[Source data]

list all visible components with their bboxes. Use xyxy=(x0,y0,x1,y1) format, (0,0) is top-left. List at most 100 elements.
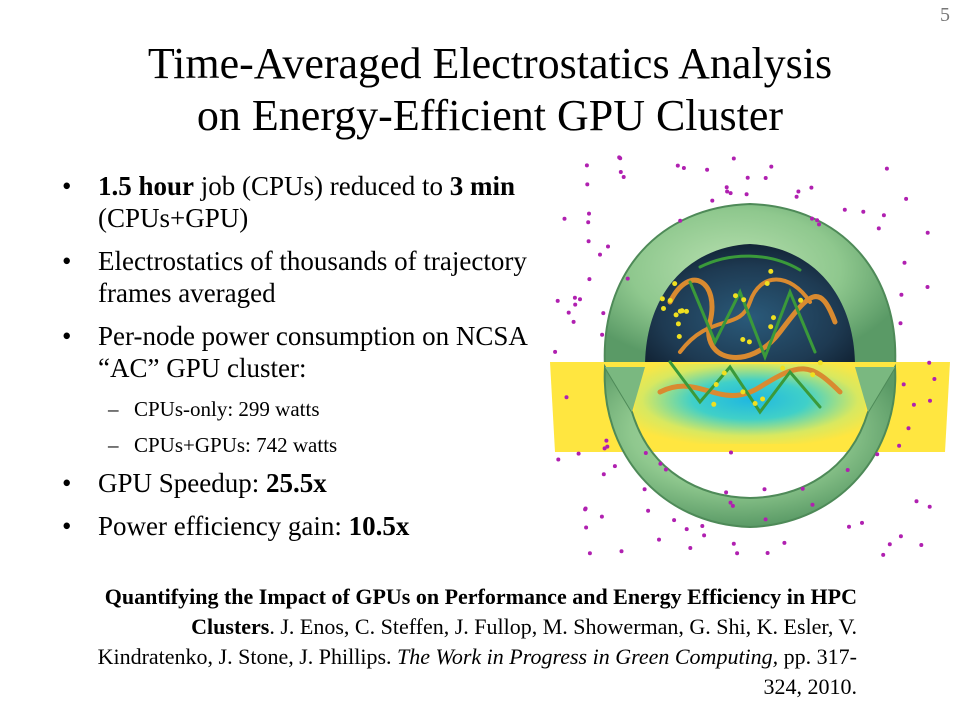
ion-dot xyxy=(599,514,604,519)
ion-dot xyxy=(601,311,606,316)
ion-dot xyxy=(898,534,903,539)
speedup-label: GPU Speedup: xyxy=(98,468,266,498)
yellow-atom-dot xyxy=(684,308,689,314)
ion-dot xyxy=(728,500,733,505)
ion-dot xyxy=(928,398,932,403)
ion-dot xyxy=(678,218,683,223)
ion-dot xyxy=(562,216,567,221)
yellow-atom-dot xyxy=(661,306,666,311)
yellow-atom-dot xyxy=(740,389,746,395)
ion-dot xyxy=(705,167,710,172)
ion-dot xyxy=(762,487,767,492)
ion-dot xyxy=(899,292,904,297)
yellow-atom-dot xyxy=(741,297,747,303)
ion-dot xyxy=(657,537,661,542)
ion-dot xyxy=(901,382,906,387)
ion-dot xyxy=(902,260,907,265)
rna-strands xyxy=(657,254,843,415)
ion-dot xyxy=(625,276,630,281)
ion-dot xyxy=(658,461,663,466)
ion-dot xyxy=(553,349,558,354)
ion-dot xyxy=(763,176,768,180)
ion-dot xyxy=(881,552,886,557)
ion-dot xyxy=(881,213,886,218)
ion-dot xyxy=(842,207,847,212)
sub-bullet-cpus-only: CPUs-only: 299 watts xyxy=(62,395,532,423)
ion-dot xyxy=(612,464,617,469)
yellow-atom-dot xyxy=(675,321,681,327)
ion-dot xyxy=(898,321,903,326)
ion-dot xyxy=(556,457,561,462)
title-line-1: Time-Averaged Electrostatics Analysis xyxy=(147,39,833,88)
bullet-speedup: GPU Speedup: 25.5x xyxy=(62,467,532,499)
ion-dot xyxy=(731,541,736,546)
ion-dot xyxy=(576,451,581,456)
ion-dot xyxy=(729,450,733,455)
ion-dot xyxy=(587,551,592,556)
ion-dot xyxy=(587,211,591,216)
ion-dot xyxy=(925,285,930,289)
ion-dot xyxy=(730,503,735,508)
ion-dot xyxy=(927,504,932,509)
job-time-gpu: 3 min xyxy=(449,171,516,201)
bullet-efficiency: Power efficiency gain: 10.5x xyxy=(62,510,532,542)
yellow-atom-dot xyxy=(764,281,770,286)
citation-authors: . J. Enos, C. Steffen, J. Fullop, M. Sho… xyxy=(97,614,857,669)
sub-bullet-cpus-gpus: CPUs+GPUs: 742 watts xyxy=(62,431,532,459)
yellow-atom-dot xyxy=(672,281,678,287)
ion-dot xyxy=(809,185,814,190)
ion-dot xyxy=(794,194,799,199)
yellow-atom-dot xyxy=(713,382,719,387)
yellow-atom-dot xyxy=(768,268,774,274)
ion-dot xyxy=(642,487,647,492)
yellow-atom-dot xyxy=(780,365,786,371)
job-time-text-2: (CPUs+GPU) xyxy=(98,203,249,233)
yellow-atom-dot xyxy=(721,370,727,376)
ion-dot xyxy=(555,298,560,303)
ion-dot xyxy=(904,196,909,201)
ion-dot xyxy=(731,156,736,161)
ion-dot xyxy=(735,551,740,556)
ion-dot xyxy=(598,252,602,257)
job-time-cpu: 1.5 hour xyxy=(98,171,195,201)
ion-dot xyxy=(845,468,850,472)
ion-dot xyxy=(586,239,591,244)
ion-dot xyxy=(796,189,801,194)
ion-dot xyxy=(887,542,892,547)
yellow-atom-dot xyxy=(768,324,774,330)
ion-dot xyxy=(600,332,605,337)
ion-dot xyxy=(724,185,729,190)
ion-dot xyxy=(663,467,668,472)
yellow-atom-dot xyxy=(810,372,816,378)
yellow-atom-dot xyxy=(746,339,752,345)
yellow-atom-dot xyxy=(667,298,673,303)
yellow-atom-dot xyxy=(733,293,738,299)
yellow-atoms-layer xyxy=(659,268,823,407)
bullet-job-time: 1.5 hour job (CPUs) reduced to 3 min (CP… xyxy=(62,170,532,234)
ion-dot xyxy=(911,402,916,407)
ion-dot xyxy=(585,182,590,187)
ion-dot xyxy=(925,230,930,235)
ion-dot xyxy=(817,222,821,227)
citation-title: Quantifying the Impact of GPUs on Perfor… xyxy=(104,584,857,639)
ion-dot xyxy=(587,277,592,282)
ion-dot xyxy=(725,189,730,194)
ion-dot xyxy=(710,198,715,203)
citation-journal: The Work in Progress in Green Computing, xyxy=(397,644,779,669)
yellow-atom-dot xyxy=(673,312,679,318)
page-number: 5 xyxy=(940,4,950,26)
ion-dot xyxy=(919,543,924,547)
bullet-list: 1.5 hour job (CPUs) reduced to 3 min (CP… xyxy=(62,170,532,553)
ion-dot xyxy=(810,216,814,221)
capsid-front-shell xyxy=(603,363,897,529)
ion-dot xyxy=(932,377,937,381)
bullet-power: Per-node power consumption on NCSA “AC” … xyxy=(62,320,532,384)
ion-dot xyxy=(619,549,624,554)
ion-dot xyxy=(927,360,932,365)
ion-dot xyxy=(861,209,866,214)
bullet-trajectory: Electrostatics of thousands of trajector… xyxy=(62,245,532,309)
ion-dot xyxy=(745,175,750,180)
ion-dot xyxy=(573,302,578,307)
ion-dot xyxy=(572,295,577,300)
ion-dot xyxy=(763,517,768,522)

Exercise. Express the items as a JSON list of strings, one string per line, covering everything from the line containing "ion-dot xyxy=(599,514,604,519)" down to the line containing "ion-dot xyxy=(730,503,735,508)", both ends included.

Reply to the exercise.
[
  "ion-dot xyxy=(599,514,604,519)",
  "ion-dot xyxy=(601,311,606,316)",
  "ion-dot xyxy=(898,534,903,539)",
  "speedup-label: GPU Speedup: xyxy=(98,468,266,498)",
  "yellow-atom-dot xyxy=(684,308,689,314)",
  "ion-dot xyxy=(728,500,733,505)",
  "ion-dot xyxy=(928,398,932,403)",
  "ion-dot xyxy=(678,218,683,223)",
  "ion-dot xyxy=(562,216,567,221)",
  "yellow-atom-dot xyxy=(661,306,666,311)",
  "yellow-atom-dot xyxy=(740,389,746,395)",
  "ion-dot xyxy=(705,167,710,172)",
  "ion-dot xyxy=(762,487,767,492)",
  "ion-dot xyxy=(899,292,904,297)",
  "yellow-atom-dot xyxy=(741,297,747,303)",
  "ion-dot xyxy=(657,537,661,542)",
  "ion-dot xyxy=(901,382,906,387)",
  "ion-dot xyxy=(902,260,907,265)",
  "rna-strands xyxy=(657,254,843,415)",
  "ion-dot xyxy=(625,276,630,281)",
  "ion-dot xyxy=(658,461,663,466)",
  "ion-dot xyxy=(553,349,558,354)",
  "ion-dot xyxy=(763,176,768,180)",
  "ion-dot xyxy=(881,552,886,557)",
  "ion-dot xyxy=(881,213,886,218)",
  "ion-dot xyxy=(842,207,847,212)",
  "sub-bullet-cpus-only: CPUs-only: 299 watts xyxy=(62,395,532,423)",
  "ion-dot xyxy=(612,464,617,469)",
  "yellow-atom-dot xyxy=(675,321,681,327)",
  "ion-dot xyxy=(898,321,903,326)",
  "ion-dot xyxy=(556,457,561,462)",
  "title-line-1: Time-Averaged Electrostatics Analysis xyxy=(147,39,833,88)",
  "bullet-speedup: GPU Speedup: 25.5x xyxy=(62,467,532,499)",
  "ion-dot xyxy=(731,541,736,546)",
  "ion-dot xyxy=(576,451,581,456)",
  "ion-dot xyxy=(729,450,733,455)",
  "ion-dot xyxy=(587,551,592,556)",
  "ion-dot xyxy=(587,211,591,216)",
  "ion-dot xyxy=(925,285,930,289)",
  "ion-dot xyxy=(730,503,735,508)"
]